Below are records. Count every line containing the word "Федерации" and give the number alone.

++++ SOURCE MATERIAL

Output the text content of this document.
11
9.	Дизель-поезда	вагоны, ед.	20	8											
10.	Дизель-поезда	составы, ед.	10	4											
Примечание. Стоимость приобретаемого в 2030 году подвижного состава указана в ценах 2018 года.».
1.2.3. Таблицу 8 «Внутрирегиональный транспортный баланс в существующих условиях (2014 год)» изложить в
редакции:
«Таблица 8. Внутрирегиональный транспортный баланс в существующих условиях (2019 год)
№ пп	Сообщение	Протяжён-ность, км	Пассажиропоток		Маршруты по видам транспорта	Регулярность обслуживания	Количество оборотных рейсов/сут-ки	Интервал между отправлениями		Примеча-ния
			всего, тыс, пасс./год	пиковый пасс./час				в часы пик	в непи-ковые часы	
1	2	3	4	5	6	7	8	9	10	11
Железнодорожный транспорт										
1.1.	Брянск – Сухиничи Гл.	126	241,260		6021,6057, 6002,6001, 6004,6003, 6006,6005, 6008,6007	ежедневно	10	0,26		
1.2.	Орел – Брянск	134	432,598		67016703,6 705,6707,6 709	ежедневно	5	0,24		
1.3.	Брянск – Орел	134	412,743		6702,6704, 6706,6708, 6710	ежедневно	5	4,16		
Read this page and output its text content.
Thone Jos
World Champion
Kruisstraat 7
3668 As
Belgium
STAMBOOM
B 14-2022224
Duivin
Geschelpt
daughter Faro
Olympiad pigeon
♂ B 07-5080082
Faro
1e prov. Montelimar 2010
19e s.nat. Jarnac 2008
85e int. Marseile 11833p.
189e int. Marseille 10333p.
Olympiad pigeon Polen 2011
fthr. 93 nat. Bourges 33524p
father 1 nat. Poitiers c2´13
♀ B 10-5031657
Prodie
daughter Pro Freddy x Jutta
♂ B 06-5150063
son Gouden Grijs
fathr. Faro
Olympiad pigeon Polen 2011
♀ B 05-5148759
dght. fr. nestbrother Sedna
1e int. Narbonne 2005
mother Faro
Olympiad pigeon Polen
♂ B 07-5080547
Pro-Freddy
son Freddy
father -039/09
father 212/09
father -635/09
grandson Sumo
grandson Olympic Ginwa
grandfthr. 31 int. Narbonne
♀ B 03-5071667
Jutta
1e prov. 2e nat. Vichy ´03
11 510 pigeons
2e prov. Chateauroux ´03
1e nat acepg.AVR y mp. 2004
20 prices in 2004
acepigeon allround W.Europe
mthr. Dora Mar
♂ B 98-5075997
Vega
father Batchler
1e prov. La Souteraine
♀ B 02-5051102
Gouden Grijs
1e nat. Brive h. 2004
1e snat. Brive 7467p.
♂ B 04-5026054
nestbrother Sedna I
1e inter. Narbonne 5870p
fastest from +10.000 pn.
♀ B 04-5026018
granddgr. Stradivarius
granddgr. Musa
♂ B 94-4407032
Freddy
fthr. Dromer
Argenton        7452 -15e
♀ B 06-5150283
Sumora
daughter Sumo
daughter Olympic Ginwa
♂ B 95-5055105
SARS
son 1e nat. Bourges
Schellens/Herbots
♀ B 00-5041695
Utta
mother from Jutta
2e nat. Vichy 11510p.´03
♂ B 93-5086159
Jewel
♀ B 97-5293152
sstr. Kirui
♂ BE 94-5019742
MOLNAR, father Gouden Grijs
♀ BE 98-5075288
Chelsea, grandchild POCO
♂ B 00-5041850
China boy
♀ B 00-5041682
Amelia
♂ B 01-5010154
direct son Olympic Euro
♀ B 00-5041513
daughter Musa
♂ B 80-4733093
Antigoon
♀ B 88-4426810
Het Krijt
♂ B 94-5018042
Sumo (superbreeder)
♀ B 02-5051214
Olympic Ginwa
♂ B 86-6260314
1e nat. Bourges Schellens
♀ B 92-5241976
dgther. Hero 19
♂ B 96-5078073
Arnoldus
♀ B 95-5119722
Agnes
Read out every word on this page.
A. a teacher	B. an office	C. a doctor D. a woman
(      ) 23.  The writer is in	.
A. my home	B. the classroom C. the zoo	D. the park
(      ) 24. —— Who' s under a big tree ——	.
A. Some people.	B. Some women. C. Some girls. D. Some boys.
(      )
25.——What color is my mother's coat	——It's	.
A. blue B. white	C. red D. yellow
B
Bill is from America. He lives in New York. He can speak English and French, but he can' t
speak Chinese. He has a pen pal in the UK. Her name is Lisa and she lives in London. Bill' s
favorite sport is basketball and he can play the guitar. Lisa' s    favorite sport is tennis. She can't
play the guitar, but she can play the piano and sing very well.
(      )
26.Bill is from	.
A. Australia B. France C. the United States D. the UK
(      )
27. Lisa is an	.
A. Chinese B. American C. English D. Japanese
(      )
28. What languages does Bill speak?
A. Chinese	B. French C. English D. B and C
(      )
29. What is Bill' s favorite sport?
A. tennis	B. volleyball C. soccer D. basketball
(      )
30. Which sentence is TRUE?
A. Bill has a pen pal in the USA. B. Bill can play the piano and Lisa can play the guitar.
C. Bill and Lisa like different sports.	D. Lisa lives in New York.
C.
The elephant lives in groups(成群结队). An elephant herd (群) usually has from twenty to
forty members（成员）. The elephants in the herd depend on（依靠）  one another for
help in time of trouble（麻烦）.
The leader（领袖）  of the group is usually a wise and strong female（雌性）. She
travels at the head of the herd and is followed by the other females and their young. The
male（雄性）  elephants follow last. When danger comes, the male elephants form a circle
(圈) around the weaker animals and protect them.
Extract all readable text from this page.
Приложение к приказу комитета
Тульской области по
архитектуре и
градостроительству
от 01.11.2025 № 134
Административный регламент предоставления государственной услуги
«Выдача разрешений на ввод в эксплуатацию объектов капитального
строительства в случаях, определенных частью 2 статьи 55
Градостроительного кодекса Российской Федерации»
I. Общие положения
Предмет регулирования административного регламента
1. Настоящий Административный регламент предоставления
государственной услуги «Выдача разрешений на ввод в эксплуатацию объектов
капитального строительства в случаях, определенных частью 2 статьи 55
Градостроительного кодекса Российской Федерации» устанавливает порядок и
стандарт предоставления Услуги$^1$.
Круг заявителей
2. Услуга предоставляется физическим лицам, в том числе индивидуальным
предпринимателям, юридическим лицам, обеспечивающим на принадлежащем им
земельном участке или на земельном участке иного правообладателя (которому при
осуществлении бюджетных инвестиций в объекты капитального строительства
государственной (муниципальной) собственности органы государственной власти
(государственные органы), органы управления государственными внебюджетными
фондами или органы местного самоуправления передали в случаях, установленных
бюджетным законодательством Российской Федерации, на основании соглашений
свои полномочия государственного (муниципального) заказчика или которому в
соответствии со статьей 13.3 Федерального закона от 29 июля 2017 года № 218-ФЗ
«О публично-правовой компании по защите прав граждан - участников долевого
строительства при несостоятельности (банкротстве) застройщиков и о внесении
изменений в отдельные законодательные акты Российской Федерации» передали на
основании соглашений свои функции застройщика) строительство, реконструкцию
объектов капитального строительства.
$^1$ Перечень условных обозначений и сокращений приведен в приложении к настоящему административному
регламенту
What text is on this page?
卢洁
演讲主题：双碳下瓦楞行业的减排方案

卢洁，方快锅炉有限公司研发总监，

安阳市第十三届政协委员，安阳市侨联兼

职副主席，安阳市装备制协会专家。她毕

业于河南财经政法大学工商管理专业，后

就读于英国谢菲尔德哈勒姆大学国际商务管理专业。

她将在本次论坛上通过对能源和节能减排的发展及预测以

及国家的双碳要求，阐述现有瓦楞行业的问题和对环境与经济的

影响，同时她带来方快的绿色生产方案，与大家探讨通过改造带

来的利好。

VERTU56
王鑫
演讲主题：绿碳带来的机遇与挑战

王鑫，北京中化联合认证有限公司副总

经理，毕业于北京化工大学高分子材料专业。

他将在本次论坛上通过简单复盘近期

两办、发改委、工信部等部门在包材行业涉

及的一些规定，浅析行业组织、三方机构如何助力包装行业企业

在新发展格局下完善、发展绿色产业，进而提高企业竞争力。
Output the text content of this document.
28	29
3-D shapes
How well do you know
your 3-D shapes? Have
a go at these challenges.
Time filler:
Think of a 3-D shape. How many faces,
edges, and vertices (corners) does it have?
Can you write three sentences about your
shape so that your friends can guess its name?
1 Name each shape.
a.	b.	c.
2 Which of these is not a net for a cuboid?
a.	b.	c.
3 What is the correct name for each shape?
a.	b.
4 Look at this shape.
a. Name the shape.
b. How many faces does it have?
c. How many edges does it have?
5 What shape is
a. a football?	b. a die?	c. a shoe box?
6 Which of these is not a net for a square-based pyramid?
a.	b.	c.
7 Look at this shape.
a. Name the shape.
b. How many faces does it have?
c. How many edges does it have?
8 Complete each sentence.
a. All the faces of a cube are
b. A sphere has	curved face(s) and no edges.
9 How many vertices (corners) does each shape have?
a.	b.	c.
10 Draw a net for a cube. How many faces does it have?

++++++++

THE OUTPUT: 4